- [Dataset rows]:

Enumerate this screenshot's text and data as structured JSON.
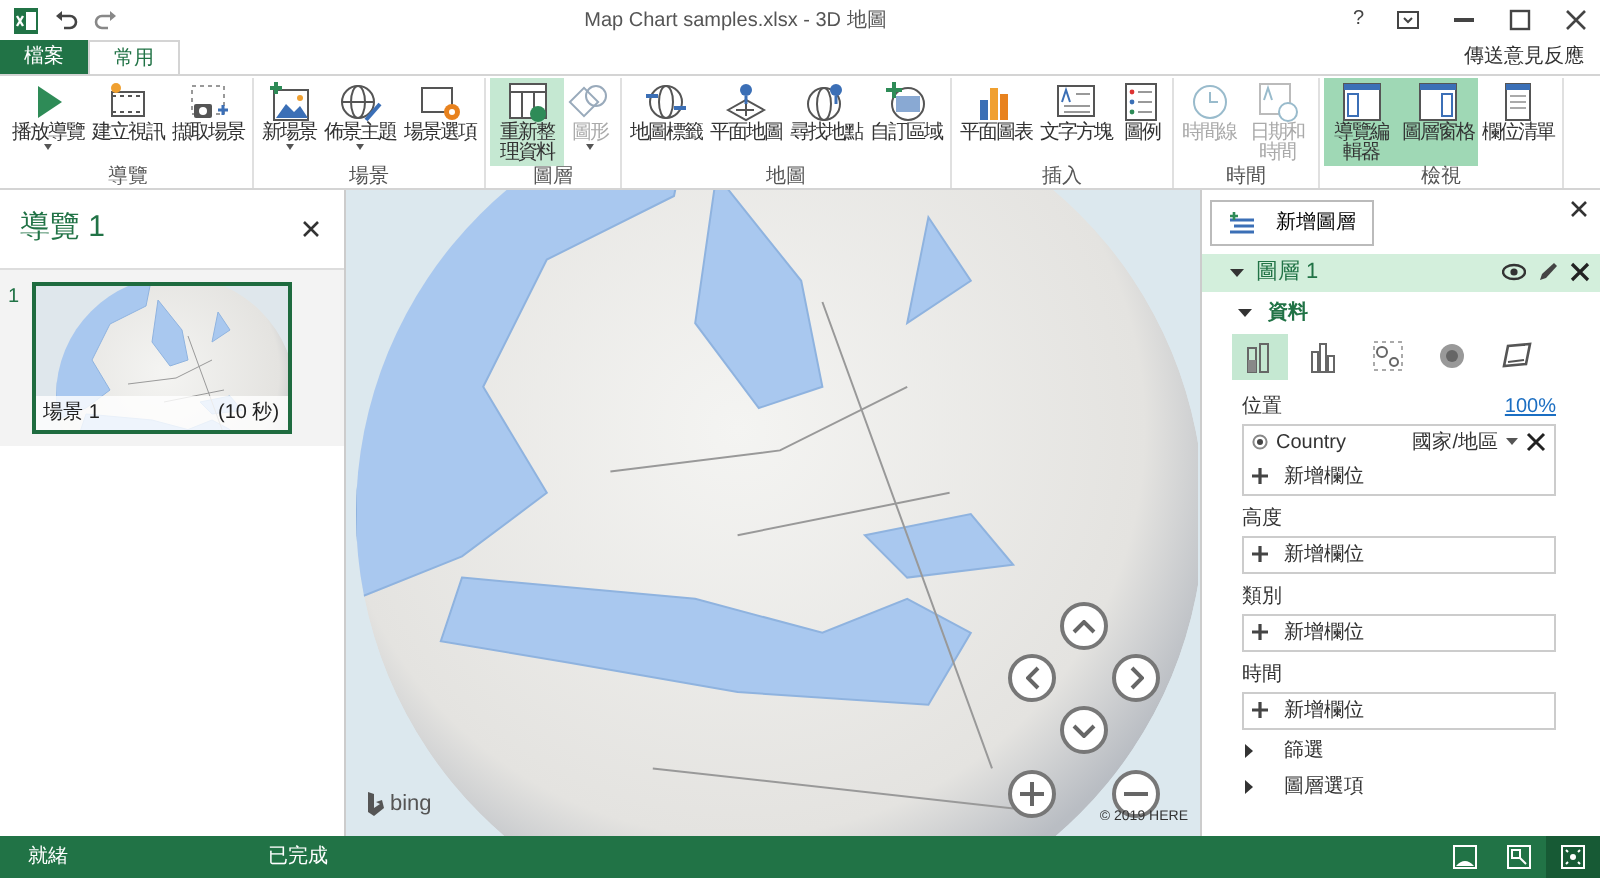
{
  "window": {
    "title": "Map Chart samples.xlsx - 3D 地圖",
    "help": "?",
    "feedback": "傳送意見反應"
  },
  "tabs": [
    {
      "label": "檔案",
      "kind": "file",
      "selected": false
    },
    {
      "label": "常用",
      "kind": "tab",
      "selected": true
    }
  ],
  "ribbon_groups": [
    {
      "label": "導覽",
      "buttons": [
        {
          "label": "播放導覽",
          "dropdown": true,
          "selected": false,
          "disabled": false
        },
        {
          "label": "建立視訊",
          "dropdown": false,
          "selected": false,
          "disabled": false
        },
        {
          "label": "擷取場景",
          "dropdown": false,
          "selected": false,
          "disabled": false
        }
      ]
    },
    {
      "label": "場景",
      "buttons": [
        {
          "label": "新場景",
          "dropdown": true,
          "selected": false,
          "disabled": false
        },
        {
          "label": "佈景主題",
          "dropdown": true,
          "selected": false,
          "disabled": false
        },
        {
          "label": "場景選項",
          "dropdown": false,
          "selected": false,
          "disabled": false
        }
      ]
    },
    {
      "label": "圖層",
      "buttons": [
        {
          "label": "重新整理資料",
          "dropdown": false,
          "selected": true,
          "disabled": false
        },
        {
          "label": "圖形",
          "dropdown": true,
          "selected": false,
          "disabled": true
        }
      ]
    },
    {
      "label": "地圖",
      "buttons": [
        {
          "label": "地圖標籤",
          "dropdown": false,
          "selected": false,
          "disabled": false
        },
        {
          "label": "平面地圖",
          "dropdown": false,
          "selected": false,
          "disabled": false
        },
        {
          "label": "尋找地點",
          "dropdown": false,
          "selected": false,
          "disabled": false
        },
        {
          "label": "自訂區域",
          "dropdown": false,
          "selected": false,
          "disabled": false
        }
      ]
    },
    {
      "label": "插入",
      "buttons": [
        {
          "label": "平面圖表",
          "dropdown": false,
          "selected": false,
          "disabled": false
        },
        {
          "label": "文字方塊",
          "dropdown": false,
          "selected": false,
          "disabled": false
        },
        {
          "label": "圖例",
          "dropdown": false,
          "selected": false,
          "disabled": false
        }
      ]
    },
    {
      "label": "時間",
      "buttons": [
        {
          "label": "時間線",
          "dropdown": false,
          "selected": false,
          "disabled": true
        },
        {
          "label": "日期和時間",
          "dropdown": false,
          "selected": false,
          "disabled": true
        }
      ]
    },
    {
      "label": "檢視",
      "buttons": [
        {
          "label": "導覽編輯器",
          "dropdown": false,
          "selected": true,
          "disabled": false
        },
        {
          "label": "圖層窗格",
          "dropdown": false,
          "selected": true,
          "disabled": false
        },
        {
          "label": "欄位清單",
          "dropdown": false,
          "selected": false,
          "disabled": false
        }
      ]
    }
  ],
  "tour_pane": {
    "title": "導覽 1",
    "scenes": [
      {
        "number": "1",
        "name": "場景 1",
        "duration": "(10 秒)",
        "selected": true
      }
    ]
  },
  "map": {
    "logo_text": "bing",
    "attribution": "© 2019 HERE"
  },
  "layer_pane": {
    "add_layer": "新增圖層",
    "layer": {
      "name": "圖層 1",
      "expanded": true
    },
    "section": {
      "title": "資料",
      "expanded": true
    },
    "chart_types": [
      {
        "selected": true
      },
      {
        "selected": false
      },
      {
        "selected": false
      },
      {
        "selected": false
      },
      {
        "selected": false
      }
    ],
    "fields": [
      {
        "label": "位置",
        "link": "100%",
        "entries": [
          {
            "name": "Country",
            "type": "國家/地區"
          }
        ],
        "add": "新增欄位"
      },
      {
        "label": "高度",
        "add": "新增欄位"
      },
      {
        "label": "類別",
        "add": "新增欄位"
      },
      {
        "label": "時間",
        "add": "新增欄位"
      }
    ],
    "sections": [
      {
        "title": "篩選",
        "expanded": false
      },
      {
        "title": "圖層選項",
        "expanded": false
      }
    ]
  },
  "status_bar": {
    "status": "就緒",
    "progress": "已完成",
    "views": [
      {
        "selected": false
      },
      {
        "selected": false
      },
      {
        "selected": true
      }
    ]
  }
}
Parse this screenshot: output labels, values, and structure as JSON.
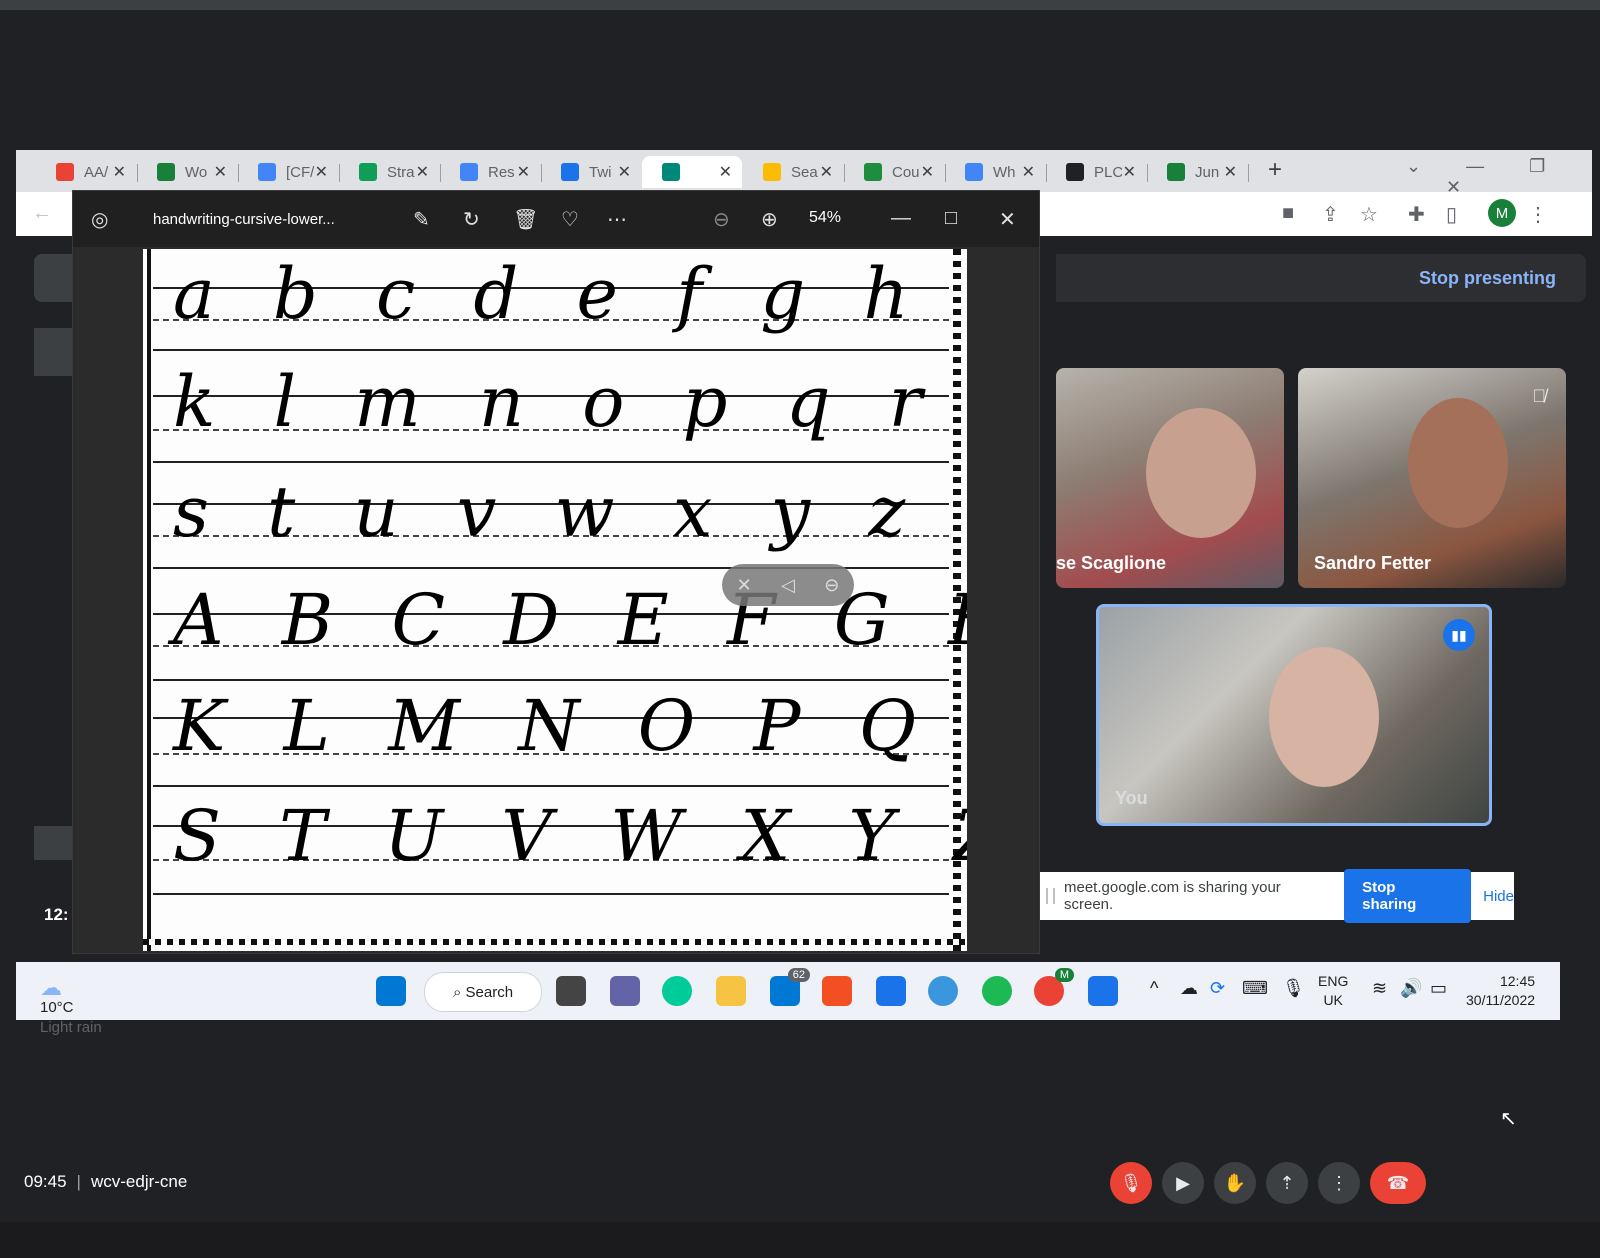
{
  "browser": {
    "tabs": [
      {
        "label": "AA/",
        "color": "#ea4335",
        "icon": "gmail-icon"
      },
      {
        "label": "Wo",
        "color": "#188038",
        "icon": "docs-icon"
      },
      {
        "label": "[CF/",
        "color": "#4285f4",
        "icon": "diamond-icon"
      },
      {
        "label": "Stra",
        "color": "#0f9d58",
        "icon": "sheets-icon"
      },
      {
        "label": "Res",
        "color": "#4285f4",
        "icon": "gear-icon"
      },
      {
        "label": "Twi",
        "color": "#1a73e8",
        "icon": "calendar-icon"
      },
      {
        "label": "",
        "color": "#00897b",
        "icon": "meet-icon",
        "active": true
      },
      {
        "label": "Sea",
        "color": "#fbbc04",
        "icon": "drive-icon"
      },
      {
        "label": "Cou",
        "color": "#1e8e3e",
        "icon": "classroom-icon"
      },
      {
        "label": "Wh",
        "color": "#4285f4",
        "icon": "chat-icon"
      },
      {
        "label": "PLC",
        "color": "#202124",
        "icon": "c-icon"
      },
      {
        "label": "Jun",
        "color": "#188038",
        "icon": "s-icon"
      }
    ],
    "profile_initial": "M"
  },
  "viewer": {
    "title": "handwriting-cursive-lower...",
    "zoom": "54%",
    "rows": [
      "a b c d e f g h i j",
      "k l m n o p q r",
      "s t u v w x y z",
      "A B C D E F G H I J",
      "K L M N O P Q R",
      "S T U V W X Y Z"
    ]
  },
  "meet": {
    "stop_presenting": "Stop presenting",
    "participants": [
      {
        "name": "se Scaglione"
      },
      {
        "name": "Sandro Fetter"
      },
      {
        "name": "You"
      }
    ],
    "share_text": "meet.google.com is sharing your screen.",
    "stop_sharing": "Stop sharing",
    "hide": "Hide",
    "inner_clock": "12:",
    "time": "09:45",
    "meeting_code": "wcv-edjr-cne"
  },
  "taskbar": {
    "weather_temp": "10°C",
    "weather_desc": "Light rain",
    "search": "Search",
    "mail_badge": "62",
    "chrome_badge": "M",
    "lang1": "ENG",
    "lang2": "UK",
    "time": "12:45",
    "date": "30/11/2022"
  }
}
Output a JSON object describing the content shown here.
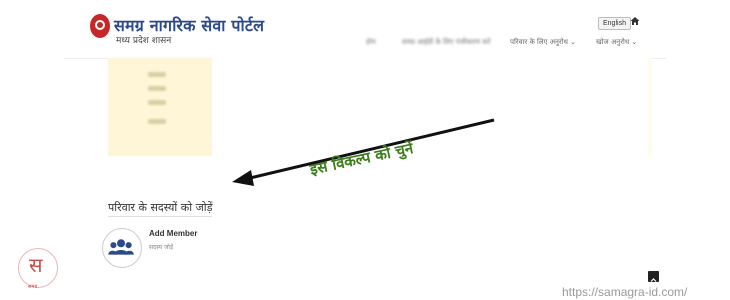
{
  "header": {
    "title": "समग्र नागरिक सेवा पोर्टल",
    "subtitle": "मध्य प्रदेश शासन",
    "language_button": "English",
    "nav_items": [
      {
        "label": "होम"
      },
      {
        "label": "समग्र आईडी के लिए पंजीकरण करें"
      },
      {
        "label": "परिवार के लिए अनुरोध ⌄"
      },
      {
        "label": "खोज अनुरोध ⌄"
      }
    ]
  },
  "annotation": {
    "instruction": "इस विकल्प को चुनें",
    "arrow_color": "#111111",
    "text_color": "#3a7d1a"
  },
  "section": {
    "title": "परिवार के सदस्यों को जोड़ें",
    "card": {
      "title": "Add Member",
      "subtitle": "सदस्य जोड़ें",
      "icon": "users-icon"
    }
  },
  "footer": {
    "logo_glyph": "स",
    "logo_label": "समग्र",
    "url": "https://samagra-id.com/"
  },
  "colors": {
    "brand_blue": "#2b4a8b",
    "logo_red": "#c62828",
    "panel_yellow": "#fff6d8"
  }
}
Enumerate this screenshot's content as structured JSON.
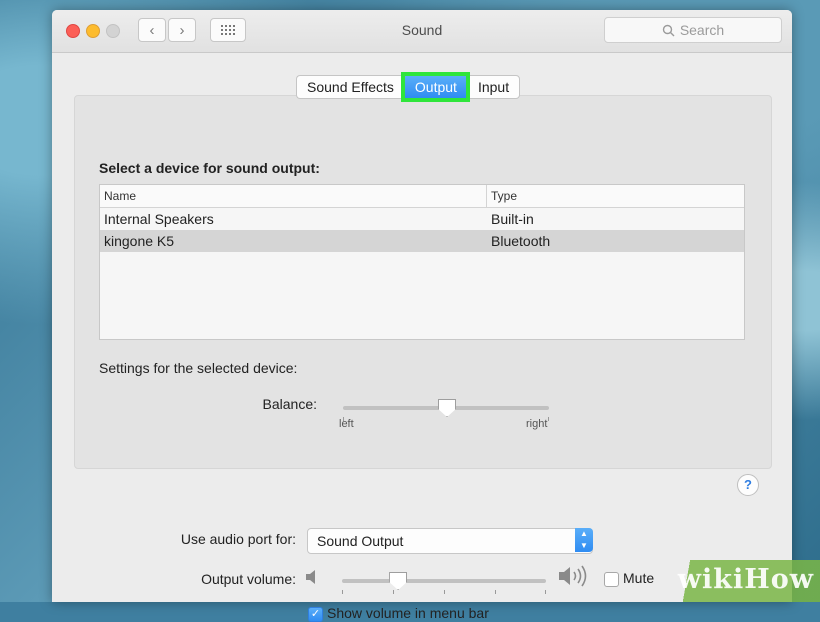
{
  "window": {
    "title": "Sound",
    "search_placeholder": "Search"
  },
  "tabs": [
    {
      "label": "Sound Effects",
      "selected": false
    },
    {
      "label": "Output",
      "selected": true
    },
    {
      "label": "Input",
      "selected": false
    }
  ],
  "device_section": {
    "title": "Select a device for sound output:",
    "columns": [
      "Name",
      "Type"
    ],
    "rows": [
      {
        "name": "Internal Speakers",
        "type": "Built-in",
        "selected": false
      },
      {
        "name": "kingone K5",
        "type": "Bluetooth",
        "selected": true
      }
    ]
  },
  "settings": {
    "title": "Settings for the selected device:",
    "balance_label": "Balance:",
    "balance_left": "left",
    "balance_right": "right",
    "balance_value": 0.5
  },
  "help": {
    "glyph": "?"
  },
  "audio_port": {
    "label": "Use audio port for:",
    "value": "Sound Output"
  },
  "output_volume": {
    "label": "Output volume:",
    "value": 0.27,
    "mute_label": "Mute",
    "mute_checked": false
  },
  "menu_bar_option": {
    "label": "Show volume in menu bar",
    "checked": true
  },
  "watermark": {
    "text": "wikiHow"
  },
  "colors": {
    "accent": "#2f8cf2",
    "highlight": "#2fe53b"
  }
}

- [Written task]:
Copy every line of the data that holds the string "Stop".

- [Result of the task]:
    "stop_presenting": "Stop presenting",
    "stop_sharing": "Stop sharing",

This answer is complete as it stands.